Objetivo 1: Transcriba literalmente el pasaje del fragmento sobre las ferias del libro que va desde "Las ferias del" hasta "imaginación, la memoria.".

Fragmento de origen:

Actualizado 06/05/2025 17:42

“un libro es una herramienta para interpretar el mundo, pero también para transformarlo”.

ITALO CALVINO

“es detestable esa avaricia que tienen los que, sabiendo algo, no procuran la transmisión de esos conocimientos”

MIGUEL DE UNAMUNO

Las ferias del libro, como la que celebrará Salamanca en su 43ª edición en la Plaza Mayor, representan mucho más que un evento cultural o una cita comercial: son verdaderos espacios simbólicos donde la sociedad reconoce el valor de la palabra escrita, del pensamiento compartido y de la memoria colectiva. Durante unos días, las calles se transforman en plazas de diálogo, donde los libros dejan de ser objetos aislados en estanterías para convertirse en puntos de encuentro entre autores, editores, lectores y curiosos. En estos días, la ciudad se convierte en un ecosistema de sentido donde lo que se celebra no es solo el libro, sino todo aquello que hace posible su existencia: la escritura, la lectura, la imaginación, la memoria.

Registros proporcionados:
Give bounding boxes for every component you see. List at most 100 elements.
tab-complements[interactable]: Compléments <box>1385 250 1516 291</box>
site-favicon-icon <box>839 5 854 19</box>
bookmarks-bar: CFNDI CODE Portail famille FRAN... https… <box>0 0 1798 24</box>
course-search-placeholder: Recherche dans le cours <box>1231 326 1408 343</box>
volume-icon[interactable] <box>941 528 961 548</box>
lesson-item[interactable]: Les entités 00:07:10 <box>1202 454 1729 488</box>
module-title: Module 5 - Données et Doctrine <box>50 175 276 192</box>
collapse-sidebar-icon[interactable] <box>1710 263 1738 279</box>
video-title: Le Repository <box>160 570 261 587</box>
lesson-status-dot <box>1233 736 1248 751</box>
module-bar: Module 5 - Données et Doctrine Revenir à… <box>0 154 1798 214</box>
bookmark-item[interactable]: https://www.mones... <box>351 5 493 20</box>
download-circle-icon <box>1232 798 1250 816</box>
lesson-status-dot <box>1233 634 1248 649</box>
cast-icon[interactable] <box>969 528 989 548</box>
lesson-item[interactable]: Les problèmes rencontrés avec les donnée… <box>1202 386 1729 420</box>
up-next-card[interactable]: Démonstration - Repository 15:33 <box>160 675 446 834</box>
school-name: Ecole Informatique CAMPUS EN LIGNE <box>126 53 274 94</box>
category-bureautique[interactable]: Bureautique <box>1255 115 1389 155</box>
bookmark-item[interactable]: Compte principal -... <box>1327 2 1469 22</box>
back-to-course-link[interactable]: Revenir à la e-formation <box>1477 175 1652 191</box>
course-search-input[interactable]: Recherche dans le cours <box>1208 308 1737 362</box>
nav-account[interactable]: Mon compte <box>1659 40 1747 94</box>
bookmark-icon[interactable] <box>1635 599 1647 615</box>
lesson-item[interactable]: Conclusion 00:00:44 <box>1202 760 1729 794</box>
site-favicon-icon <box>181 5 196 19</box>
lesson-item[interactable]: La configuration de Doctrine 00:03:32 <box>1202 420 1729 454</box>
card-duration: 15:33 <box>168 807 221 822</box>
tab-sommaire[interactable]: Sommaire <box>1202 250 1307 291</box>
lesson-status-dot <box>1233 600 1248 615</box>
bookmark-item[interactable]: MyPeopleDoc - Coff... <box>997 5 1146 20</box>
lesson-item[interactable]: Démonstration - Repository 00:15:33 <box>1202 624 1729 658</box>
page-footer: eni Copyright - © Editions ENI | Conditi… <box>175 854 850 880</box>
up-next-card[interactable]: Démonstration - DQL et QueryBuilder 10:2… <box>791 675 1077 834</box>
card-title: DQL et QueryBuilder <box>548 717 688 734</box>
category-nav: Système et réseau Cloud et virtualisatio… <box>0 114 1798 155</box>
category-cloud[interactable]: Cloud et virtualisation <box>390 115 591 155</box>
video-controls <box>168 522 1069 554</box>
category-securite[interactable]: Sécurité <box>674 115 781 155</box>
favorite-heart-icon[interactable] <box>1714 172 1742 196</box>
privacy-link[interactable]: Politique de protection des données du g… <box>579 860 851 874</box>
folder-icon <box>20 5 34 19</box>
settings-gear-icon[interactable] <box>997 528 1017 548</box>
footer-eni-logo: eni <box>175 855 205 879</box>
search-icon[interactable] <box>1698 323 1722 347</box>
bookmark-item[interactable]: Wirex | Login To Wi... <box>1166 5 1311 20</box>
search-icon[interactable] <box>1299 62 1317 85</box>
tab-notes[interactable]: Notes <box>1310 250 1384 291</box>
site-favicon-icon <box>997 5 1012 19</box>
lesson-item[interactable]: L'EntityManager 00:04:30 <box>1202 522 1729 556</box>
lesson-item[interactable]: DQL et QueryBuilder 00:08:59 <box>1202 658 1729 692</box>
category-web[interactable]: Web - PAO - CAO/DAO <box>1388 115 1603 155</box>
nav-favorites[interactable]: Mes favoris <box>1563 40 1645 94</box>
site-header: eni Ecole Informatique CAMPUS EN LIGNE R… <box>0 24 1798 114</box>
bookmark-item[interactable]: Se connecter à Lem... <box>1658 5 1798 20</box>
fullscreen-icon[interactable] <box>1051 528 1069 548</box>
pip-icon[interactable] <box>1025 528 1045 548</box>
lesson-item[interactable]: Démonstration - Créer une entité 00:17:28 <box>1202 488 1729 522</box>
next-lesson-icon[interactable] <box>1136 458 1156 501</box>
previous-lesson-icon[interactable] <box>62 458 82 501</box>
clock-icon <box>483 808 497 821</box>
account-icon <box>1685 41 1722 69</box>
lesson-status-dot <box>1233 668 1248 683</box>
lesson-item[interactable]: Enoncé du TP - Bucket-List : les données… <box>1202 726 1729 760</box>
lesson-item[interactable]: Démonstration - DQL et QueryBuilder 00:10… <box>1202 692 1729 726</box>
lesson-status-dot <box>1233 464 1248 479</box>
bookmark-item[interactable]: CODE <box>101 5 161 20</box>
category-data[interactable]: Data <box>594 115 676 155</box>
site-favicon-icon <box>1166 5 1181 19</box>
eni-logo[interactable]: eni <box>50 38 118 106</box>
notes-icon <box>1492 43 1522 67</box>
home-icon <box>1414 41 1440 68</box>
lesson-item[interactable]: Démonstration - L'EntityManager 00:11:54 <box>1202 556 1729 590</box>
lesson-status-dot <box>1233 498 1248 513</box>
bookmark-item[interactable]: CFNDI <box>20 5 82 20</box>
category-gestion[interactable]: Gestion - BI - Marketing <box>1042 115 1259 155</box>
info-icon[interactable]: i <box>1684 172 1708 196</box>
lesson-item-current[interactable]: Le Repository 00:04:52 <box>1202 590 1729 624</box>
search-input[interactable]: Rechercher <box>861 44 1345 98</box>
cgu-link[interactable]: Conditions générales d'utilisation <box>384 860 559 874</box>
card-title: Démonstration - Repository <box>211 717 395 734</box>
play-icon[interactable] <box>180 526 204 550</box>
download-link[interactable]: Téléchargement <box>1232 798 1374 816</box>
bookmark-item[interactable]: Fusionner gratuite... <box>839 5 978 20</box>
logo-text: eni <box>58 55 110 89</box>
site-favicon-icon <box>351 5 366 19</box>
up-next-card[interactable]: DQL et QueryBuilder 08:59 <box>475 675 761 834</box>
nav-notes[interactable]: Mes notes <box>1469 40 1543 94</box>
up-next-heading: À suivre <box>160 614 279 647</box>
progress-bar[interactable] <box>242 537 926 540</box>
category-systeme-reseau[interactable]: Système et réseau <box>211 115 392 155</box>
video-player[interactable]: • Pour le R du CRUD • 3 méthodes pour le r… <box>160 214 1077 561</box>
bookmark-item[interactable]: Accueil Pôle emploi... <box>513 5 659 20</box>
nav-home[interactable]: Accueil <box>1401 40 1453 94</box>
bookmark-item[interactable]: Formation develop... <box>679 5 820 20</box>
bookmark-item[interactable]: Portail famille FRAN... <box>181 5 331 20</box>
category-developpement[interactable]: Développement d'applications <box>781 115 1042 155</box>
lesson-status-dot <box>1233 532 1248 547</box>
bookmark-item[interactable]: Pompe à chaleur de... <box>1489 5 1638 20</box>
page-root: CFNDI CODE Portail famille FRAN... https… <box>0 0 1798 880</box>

Objetivo 2: Duplique sin ningún cambio las líneas de los registros comprendidas entre el comienzo de estos y la línea que contiene "bookmarks-bar: CFNDI CODE", ambas incluidas.

Respuesta del ejercicio 1:
Las ferias del libro, como la que celebrará Salamanca en su 43ª edición en la Plaza Mayor, representan mucho más que un evento cultural o una cita comercial: son verdaderos espacios simbólicos donde la sociedad reconoce el valor de la palabra escrita, del pensamiento compartido y de la memoria colectiva. Durante unos días, las calles se transforman en plazas de diálogo, donde los libros dejan de ser objetos aislados en estanterías para convertirse en puntos de encuentro entre autores, editores, lectores y curiosos. En estos días, la ciudad se convierte en un ecosistema de sentido donde lo que se celebra no es solo el libro, sino todo aquello que hace posible su existencia: la escritura, la lectura, la imaginación, la memoria.

Respuesta del ejercicio 2:
Give bounding boxes for every component you see. List at most 100 elements.
tab-complements[interactable]: Compléments <box>1385 250 1516 291</box>
site-favicon-icon <box>839 5 854 19</box>
bookmarks-bar: CFNDI CODE Portail famille FRAN... https… <box>0 0 1798 24</box>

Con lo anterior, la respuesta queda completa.